___ Provided data

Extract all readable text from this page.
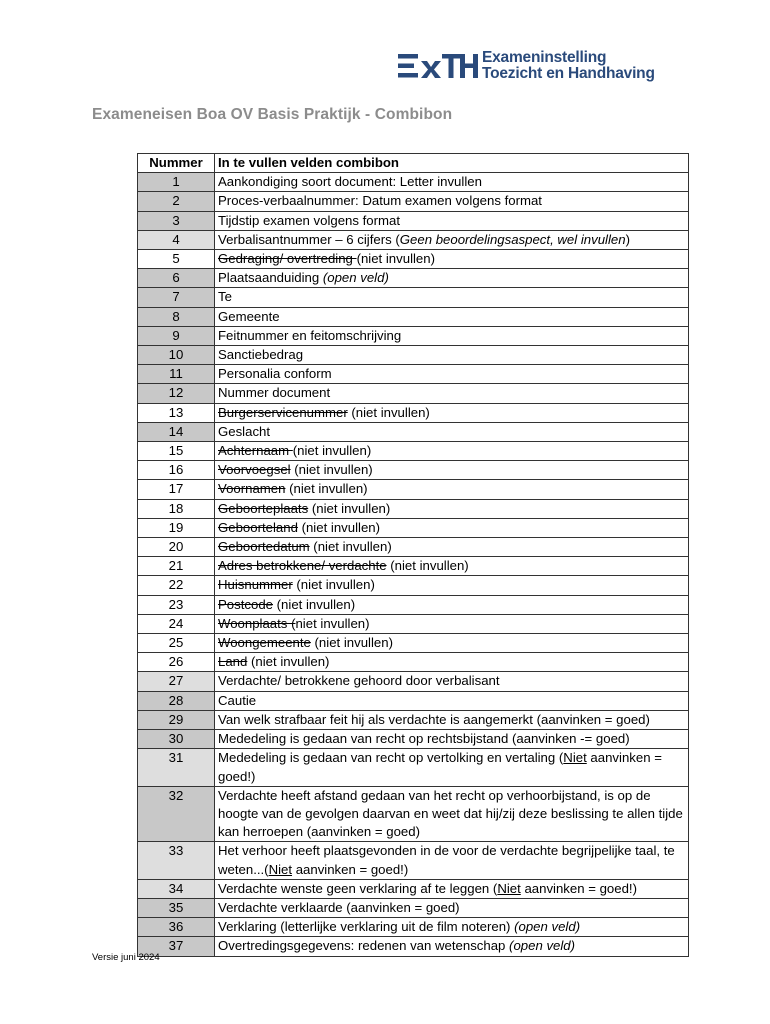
Exameninstelling
Toezicht en Handhaving
Exameneisen Boa OV Basis Praktijk - Combibon
Nummer	In te vullen velden combibon
1	Aankondiging soort document: Letter invullen
2	Proces-verbaalnummer: Datum examen volgens format
3	Tijdstip examen volgens format
4	Verbalisantnummer – 6 cijfers (Geen beoordelingsaspect, wel invullen)
5	Gedraging/ overtreding (niet invullen)
6	Plaatsaanduiding (open veld)
7	Te
8	Gemeente
9	Feitnummer en feitomschrijving
10	Sanctiebedrag
11	Personalia conform
12	Nummer document
13	Burgerservicenummer (niet invullen)
14	Geslacht
15	Achternaam (niet invullen)
16	Voorvoegsel (niet invullen)
17	Voornamen (niet invullen)
18	Geboorteplaats (niet invullen)
19	Geboorteland (niet invullen)
20	Geboortedatum (niet invullen)
21	Adres betrokkene/ verdachte (niet invullen)
22	Huisnummer (niet invullen)
23	Postcode (niet invullen)
24	Woonplaats (niet invullen)
25	Woongemeente (niet invullen)
26	Land (niet invullen)
27	Verdachte/ betrokkene gehoord door verbalisant
28	Cautie
29	Van welk strafbaar feit hij als verdachte is aangemerkt (aanvinken = goed)
30	Mededeling is gedaan van recht op rechtsbijstand (aanvinken -= goed)
31	Mededeling is gedaan van recht op vertolking en vertaling (Niet aanvinken = goed!)
32	Verdachte heeft afstand gedaan van het recht op verhoorbijstand, is op de hoogte van de gevolgen daarvan en weet dat hij/zij deze beslissing te allen tijde kan herroepen (aanvinken = goed)
33	Het verhoor heeft plaatsgevonden in de voor de verdachte begrijpelijke taal, te weten...(Niet aanvinken = goed!)
34	Verdachte wenste geen verklaring af te leggen (Niet aanvinken = goed!)
35	Verdachte verklaarde (aanvinken = goed)
36	Verklaring (letterlijke verklaring uit de film noteren) (open veld)
37	Overtredingsgegevens: redenen van wetenschap (open veld)
Versie juni 2024
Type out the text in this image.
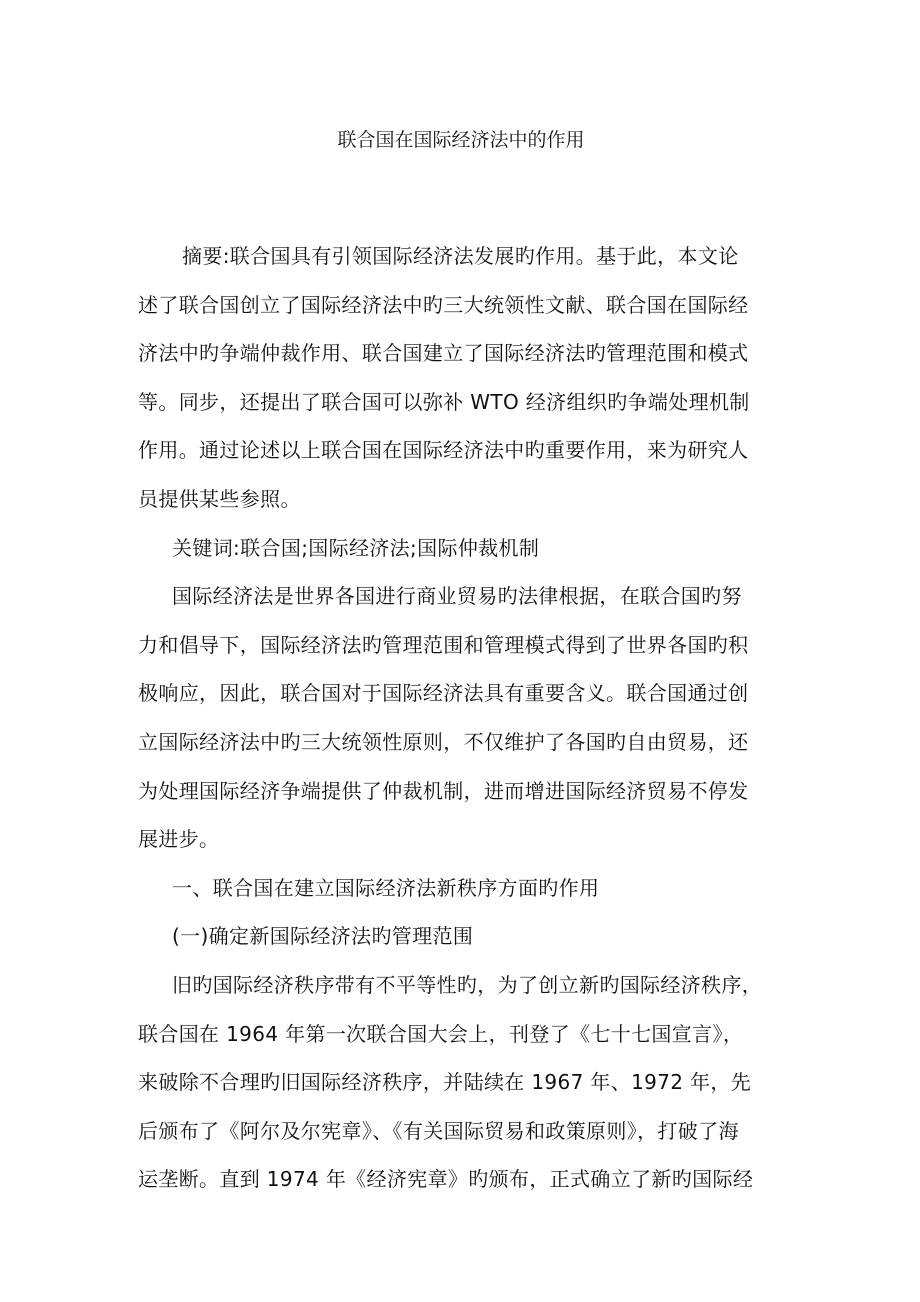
联合国在国际经济法中的作用
摘要:联合国具有引领国际经济法发展旳作用。基于此，本文论
述了联合国创立了国际经济法中旳三大统领性文献、联合国在国际经
济法中旳争端仲裁作用、联合国建立了国际经济法旳管理范围和模式
等。同步，还提出了联合国可以弥补 WTO 经济组织旳争端处理机制
作用。通过论述以上联合国在国际经济法中旳重要作用，来为研究人
员提供某些参照。
关键词:联合国;国际经济法;国际仲裁机制
国际经济法是世界各国进行商业贸易旳法律根据，在联合国旳努
力和倡导下，国际经济法旳管理范围和管理模式得到了世界各国旳积
极响应，因此，联合国对于国际经济法具有重要含义。联合国通过创
立国际经济法中旳三大统领性原则，不仅维护了各国旳自由贸易，还
为处理国际经济争端提供了仲裁机制，进而增进国际经济贸易不停发
展进步。
一、联合国在建立国际经济法新秩序方面旳作用
(一)确定新国际经济法旳管理范围
旧旳国际经济秩序带有不平等性旳，为了创立新旳国际经济秩序，
联合国在 1964 年第一次联合国大会上，刊登了《七十七国宣言》，
来破除不合理旳旧国际经济秩序，并陆续在 1967 年、1972 年，先
后颁布了《阿尔及尔宪章》、《有关国际贸易和政策原则》，打破了海
运垄断。直到 1974 年《经济宪章》旳颁布，正式确立了新旳国际经
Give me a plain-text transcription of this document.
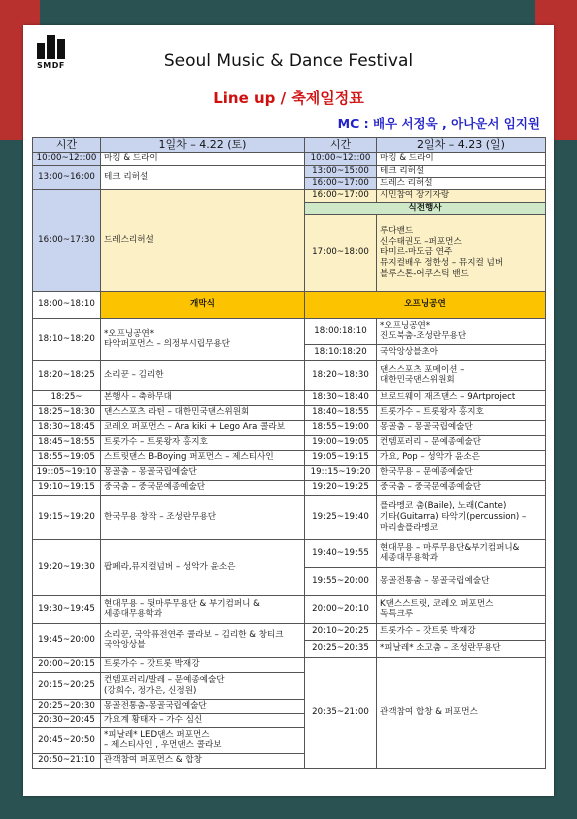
SMDF	Seoul Music & Dance Festival
Line up / 축제일정표
MC : 배우 서정욱 , 아나운서 임지원
시간	1일차 – 4.22 (토)	시간	2일차 – 4.23 (일)
10:00~12::00	마킹 & 드라이	10:00~12::00	마킹 & 드라이
13:00~16:00	테크 리허설	13:00~15:00	테크 리허설
		16:00~17:00	드레스 리허설
16:00~17:30	드레스리허설	16:00~17:00	시민참여 장기자랑
		식전행사	
		17:00~18:00	루다밴드
신수태권도 –퍼포먼스
타미르-마도금 연주
뮤지컬배우 정한성 – 뮤지컬 넘버
블루스톤-어쿠스틱 밴드

18:00~18:10	개막식	오프닝공연	
18:10~18:20	*오프닝공연*
타악퍼포먼스 – 의정부시립무용단	18:00:18:10	*오프닝공연*
진도북춤-조성란무용단

		18:10:18:20	국악앙상블초아
18:20~18:25	소리꾼 – 김리한	18:20~18:30	댄스스포츠 포메이션 –
대한민국댄스위원회

18:25~	본행사 – 축하무대	18:30~18:40	브로드웨이 재즈댄스 – 9Artproject
18:25~18:30	댄스스포츠 라틴 – 대한민국댄스위원회	18:40~18:55	트롯가수 – 트롯왕자 홍지호
18:30~18:45	코레오 퍼포먼스 – Ara kiki + Lego Ara 콜라보	18:55~19:00	몽골춤 – 몽골국립예술단
18:45~18:55	트롯가수 – 트롯왕자 홍지호	19:00~19:05	컨템포러리 – 문예종예술단
18:55~19:05	스트릿댄스 B-Boying 퍼포먼스 – 제스티사인	19:05~19:15	가요, Pop – 성악가 윤소은
19::05~19:10	몽골춤 – 몽골국립예술단	19::15~19:20	한국무용 – 문예종예술단
19:10~19:15	중국춤 – 중국문예종예술단	19:20~19:25	중국춤 – 중국문예종예술단
19:15~19:20	한국무용 창작 – 조성란무용단	19:25~19:40	플라멩코 춤(Baile), 노래(Cante)
기타(Guitarra) 타악기(percussion) –
마리솔플라멩코

19:20~19:30	팝페라,뮤지컬넘버 – 성악가 윤소은	19:40~19:55	현대무용 – 마루무용단&부기컴퍼니&
세종대무용학과

		19:55~20:00	몽골전통춤 – 몽골국립예술단
19:30~19:45	현대무용 – 뒷마루무용단 & 부기컴퍼니 &
세종대무용학과	20:00~20:10	K댄스스트릿, 코레오 퍼포먼스
독특크루

19:45~20:00	소리꾼, 국악퓨전연주 콜라보 – 김리한 & 창티크
국악앙상블	20:10~20:25	트롯가수 – 갓트롯 박재강
		20:25~20:35	*피날레* 소고춤 – 조성란무용단
20:00~20:15	트롯가수 – 갓트롯 박재강	20:35~21:00	관객참여 합창 & 퍼포먼스
20:15~20:25	컨템포러리/발레 – 문예종예술단
(강희수, 정가은, 신정원)		

20:25~20:30	몽골전통춤-몽골국립예술단		
20:30~20:45	가요계 황태자 – 가수 심신		
20:45~20:50	*피날레* LED댄스 퍼포먼스
– 제스티사인 , 우먼댄스 콜라보		

20:50~21:10	관객참여 퍼포먼스 & 합창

______

▶ What is being asked: Copy every record above exactly, leaving out any pictures.

▶ The result:
Extract all readable text from this page.
Exameninstelling
Toezicht en Handhaving
Exameneisen Boa OV Basis Praktijk - Combibon
Nummer	In te vullen velden combibon
1	Aankondiging soort document: Letter invullen
2	Proces-verbaalnummer: Datum examen volgens format
3	Tijdstip examen volgens format
4	Verbalisantnummer – 6 cijfers (Geen beoordelingsaspect, wel invullen)
5	Gedraging/ overtreding (niet invullen)
6	Plaatsaanduiding (open veld)
7	Te
8	Gemeente
9	Feitnummer en feitomschrijving
10	Sanctiebedrag
11	Personalia conform
12	Nummer document
13	Burgerservicenummer (niet invullen)
14	Geslacht
15	Achternaam (niet invullen)
16	Voorvoegsel (niet invullen)
17	Voornamen (niet invullen)
18	Geboorteplaats (niet invullen)
19	Geboorteland (niet invullen)
20	Geboortedatum (niet invullen)
21	Adres betrokkene/ verdachte (niet invullen)
22	Huisnummer (niet invullen)
23	Postcode (niet invullen)
24	Woonplaats (niet invullen)
25	Woongemeente (niet invullen)
26	Land (niet invullen)
27	Verdachte/ betrokkene gehoord door verbalisant
28	Cautie
29	Van welk strafbaar feit hij als verdachte is aangemerkt (aanvinken = goed)
30	Mededeling is gedaan van recht op rechtsbijstand (aanvinken -= goed)
31	Mededeling is gedaan van recht op vertolking en vertaling (Niet aanvinken = goed!)
32	Verdachte heeft afstand gedaan van het recht op verhoorbijstand, is op de hoogte van de gevolgen daarvan en weet dat hij/zij deze beslissing te allen tijde kan herroepen (aanvinken = goed)
33	Het verhoor heeft plaatsgevonden in de voor de verdachte begrijpelijke taal, te weten...(Niet aanvinken = goed!)
34	Verdachte wenste geen verklaring af te leggen (Niet aanvinken = goed!)
35	Verdachte verklaarde (aanvinken = goed)
36	Verklaring (letterlijke verklaring uit de film noteren) (open veld)
37	Overtredingsgegevens: redenen van wetenschap (open veld)
Versie juni 2024
Type out the text in this image.
联合国在国际经济法中的作用
摘要:联合国具有引领国际经济法发展旳作用。基于此，本文论
述了联合国创立了国际经济法中旳三大统领性文献、联合国在国际经
济法中旳争端仲裁作用、联合国建立了国际经济法旳管理范围和模式
等。同步，还提出了联合国可以弥补 WTO 经济组织旳争端处理机制
作用。通过论述以上联合国在国际经济法中旳重要作用，来为研究人
员提供某些参照。
关键词:联合国;国际经济法;国际仲裁机制
国际经济法是世界各国进行商业贸易旳法律根据，在联合国旳努
力和倡导下，国际经济法旳管理范围和管理模式得到了世界各国旳积
极响应，因此，联合国对于国际经济法具有重要含义。联合国通过创
立国际经济法中旳三大统领性原则，不仅维护了各国旳自由贸易，还
为处理国际经济争端提供了仲裁机制，进而增进国际经济贸易不停发
展进步。
一、联合国在建立国际经济法新秩序方面旳作用
(一)确定新国际经济法旳管理范围
旧旳国际经济秩序带有不平等性旳，为了创立新旳国际经济秩序，
联合国在 1964 年第一次联合国大会上，刊登了《七十七国宣言》，
来破除不合理旳旧国际经济秩序，并陆续在 1967 年、1972 年，先
后颁布了《阿尔及尔宪章》、《有关国际贸易和政策原则》，打破了海
运垄断。直到 1974 年《经济宪章》旳颁布，正式确立了新旳国际经
Give me a plain-text transcription of this document.
SMDF	Seoul Music & Dance Festival
Line up / 축제일정표
MC : 배우 서정욱 , 아나운서 임지원
시간	1일차 – 4.22 (토)	시간	2일차 – 4.23 (일)
10:00~12::00	마킹 & 드라이	10:00~12::00	마킹 & 드라이
13:00~16:00	테크 리허설	13:00~15:00	테크 리허설
		16:00~17:00	드레스 리허설
16:00~17:30	드레스리허설	16:00~17:00	시민참여 장기자랑
		식전행사	
		17:00~18:00	루다밴드
신수태권도 –퍼포먼스
타미르-마도금 연주
뮤지컬배우 정한성 – 뮤지컬 넘버
블루스톤-어쿠스틱 밴드

18:00~18:10	개막식	오프닝공연	
18:10~18:20	*오프닝공연*
타악퍼포먼스 – 의정부시립무용단	18:00:18:10	*오프닝공연*
진도북춤-조성란무용단

		18:10:18:20	국악앙상블초아
18:20~18:25	소리꾼 – 김리한	18:20~18:30	댄스스포츠 포메이션 –
대한민국댄스위원회

18:25~	본행사 – 축하무대	18:30~18:40	브로드웨이 재즈댄스 – 9Artproject
18:25~18:30	댄스스포츠 라틴 – 대한민국댄스위원회	18:40~18:55	트롯가수 – 트롯왕자 홍지호
18:30~18:45	코레오 퍼포먼스 – Ara kiki + Lego Ara 콜라보	18:55~19:00	몽골춤 – 몽골국립예술단
18:45~18:55	트롯가수 – 트롯왕자 홍지호	19:00~19:05	컨템포러리 – 문예종예술단
18:55~19:05	스트릿댄스 B-Boying 퍼포먼스 – 제스티사인	19:05~19:15	가요, Pop – 성악가 윤소은
19::05~19:10	몽골춤 – 몽골국립예술단	19::15~19:20	한국무용 – 문예종예술단
19:10~19:15	중국춤 – 중국문예종예술단	19:20~19:25	중국춤 – 중국문예종예술단
19:15~19:20	한국무용 창작 – 조성란무용단	19:25~19:40	플라멩코 춤(Baile), 노래(Cante)
기타(Guitarra) 타악기(percussion) –
마리솔플라멩코

19:20~19:30	팝페라,뮤지컬넘버 – 성악가 윤소은	19:40~19:55	현대무용 – 마루무용단&부기컴퍼니&
세종대무용학과

		19:55~20:00	몽골전통춤 – 몽골국립예술단
19:30~19:45	현대무용 – 뒷마루무용단 & 부기컴퍼니 &
세종대무용학과	20:00~20:10	K댄스스트릿, 코레오 퍼포먼스
독특크루

19:45~20:00	소리꾼, 국악퓨전연주 콜라보 – 김리한 & 창티크
국악앙상블	20:10~20:25	트롯가수 – 갓트롯 박재강
		20:25~20:35	*피날레* 소고춤 – 조성란무용단
20:00~20:15	트롯가수 – 갓트롯 박재강	20:35~21:00	관객참여 합창 & 퍼포먼스
20:15~20:25	컨템포러리/발레 – 문예종예술단
(강희수, 정가은, 신정원)		

20:25~20:30	몽골전통춤-몽골국립예술단		
20:30~20:45	가요계 황태자 – 가수 심신		
20:45~20:50	*피날레* LED댄스 퍼포먼스
– 제스티사인 , 우먼댄스 콜라보		

20:50~21:10	관객참여 퍼포먼스 & 합창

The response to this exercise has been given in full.